▶ **WHAT THE EXERCISE ASKS**:
Would you copy out the whole listing exactly as given?

***** THE DATA

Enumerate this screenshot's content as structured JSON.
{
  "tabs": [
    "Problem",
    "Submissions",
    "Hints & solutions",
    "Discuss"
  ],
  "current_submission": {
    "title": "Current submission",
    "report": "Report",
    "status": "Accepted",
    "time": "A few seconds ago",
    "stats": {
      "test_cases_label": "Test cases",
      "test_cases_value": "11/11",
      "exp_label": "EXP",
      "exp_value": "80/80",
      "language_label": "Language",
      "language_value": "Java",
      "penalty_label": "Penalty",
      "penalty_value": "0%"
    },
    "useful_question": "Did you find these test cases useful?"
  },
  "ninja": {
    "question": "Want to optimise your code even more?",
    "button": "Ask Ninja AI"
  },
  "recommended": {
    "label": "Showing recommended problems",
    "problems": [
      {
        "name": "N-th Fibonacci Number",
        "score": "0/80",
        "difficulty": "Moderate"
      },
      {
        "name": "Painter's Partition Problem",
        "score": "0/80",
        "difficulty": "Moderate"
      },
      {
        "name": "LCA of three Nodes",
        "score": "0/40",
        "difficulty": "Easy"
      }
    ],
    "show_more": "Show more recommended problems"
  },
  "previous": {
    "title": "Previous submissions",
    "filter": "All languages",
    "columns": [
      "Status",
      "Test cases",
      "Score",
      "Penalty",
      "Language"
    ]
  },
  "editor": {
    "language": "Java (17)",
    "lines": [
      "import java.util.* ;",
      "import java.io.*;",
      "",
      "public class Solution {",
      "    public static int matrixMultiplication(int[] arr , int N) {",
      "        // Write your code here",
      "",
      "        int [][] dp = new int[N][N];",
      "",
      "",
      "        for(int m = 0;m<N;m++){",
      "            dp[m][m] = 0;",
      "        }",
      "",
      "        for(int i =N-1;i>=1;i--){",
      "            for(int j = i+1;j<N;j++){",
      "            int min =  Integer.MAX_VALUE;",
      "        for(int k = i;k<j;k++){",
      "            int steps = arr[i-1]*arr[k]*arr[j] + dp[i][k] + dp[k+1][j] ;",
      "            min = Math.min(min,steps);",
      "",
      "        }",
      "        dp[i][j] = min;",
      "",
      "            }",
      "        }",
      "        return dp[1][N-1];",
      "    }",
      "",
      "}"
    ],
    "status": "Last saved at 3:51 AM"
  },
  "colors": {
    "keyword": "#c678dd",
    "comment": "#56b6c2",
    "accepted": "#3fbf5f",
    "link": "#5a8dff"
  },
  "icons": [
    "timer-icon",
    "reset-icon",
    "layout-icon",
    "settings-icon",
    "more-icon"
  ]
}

**********

▶ **THE ANSWER**:
Enumerate this screenshot's content as structured JSON.
{
  "tabs": [
    "Problem",
    "Submissions",
    "Hints & solutions",
    "Discuss"
  ],
  "current_submission": {
    "title": "Current submission",
    "report": "Report",
    "status": "Accepted",
    "time": "A few seconds ago",
    "stats": {
      "test_cases_label": "Test cases",
      "test_cases_value": "11/11",
      "exp_label": "EXP",
      "exp_value": "80/80",
      "language_label": "Language",
      "language_value": "Java",
      "penalty_label": "Penalty",
      "penalty_value": "0%"
    },
    "useful_question": "Did you find these test cases useful?"
  },
  "ninja": {
    "question": "Want to optimise your code even more?",
    "button": "Ask Ninja AI"
  },
  "recommended": {
    "label": "Showing recommended problems",
    "problems": [
      {
        "name": "N-th Fibonacci Number",
        "score": "0/80",
        "difficulty": "Moderate"
      },
      {
        "name": "Painter's Partition Problem",
        "score": "0/80",
        "difficulty": "Moderate"
      },
      {
        "name": "LCA of three Nodes",
        "score": "0/40",
        "difficulty": "Easy"
      }
    ],
    "show_more": "Show more recommended problems"
  },
  "previous": {
    "title": "Previous submissions",
    "filter": "All languages",
    "columns": [
      "Status",
      "Test cases",
      "Score",
      "Penalty",
      "Language"
    ]
  },
  "editor": {
    "language": "Java (17)",
    "lines": [
      "import java.util.* ;",
      "import java.io.*;",
      "",
      "public class Solution {",
      "    public static int matrixMultiplication(int[] arr , int N) {",
      "        // Write your code here",
      "",
      "        int [][] dp = new int[N][N];",
      "",
      "",
      "        for(int m = 0;m<N;m++){",
      "            dp[m][m] = 0;",
      "        }",
      "",
      "        for(int i =N-1;i>=1;i--){",
      "            for(int j = i+1;j<N;j++){",
      "            int min =  Integer.MAX_VALUE;",
      "        for(int k = i;k<j;k++){",
      "            int steps = arr[i-1]*arr[k]*arr[j] + dp[i][k] + dp[k+1][j] ;",
      "            min = Math.min(min,steps);",
      "",
      "        }",
      "        dp[i][j] = min;",
      "",
      "            }",
      "        }",
      "        return dp[1][N-1];",
      "    }",
      "",
      "}"
    ],
    "status": "Last saved at 3:51 AM"
  },
  "colors": {
    "keyword": "#c678dd",
    "comment": "#56b6c2",
    "accepted": "#3fbf5f",
    "link": "#5a8dff"
  },
  "icons": [
    "timer-icon",
    "reset-icon",
    "layout-icon",
    "settings-icon",
    "more-icon"
  ]
}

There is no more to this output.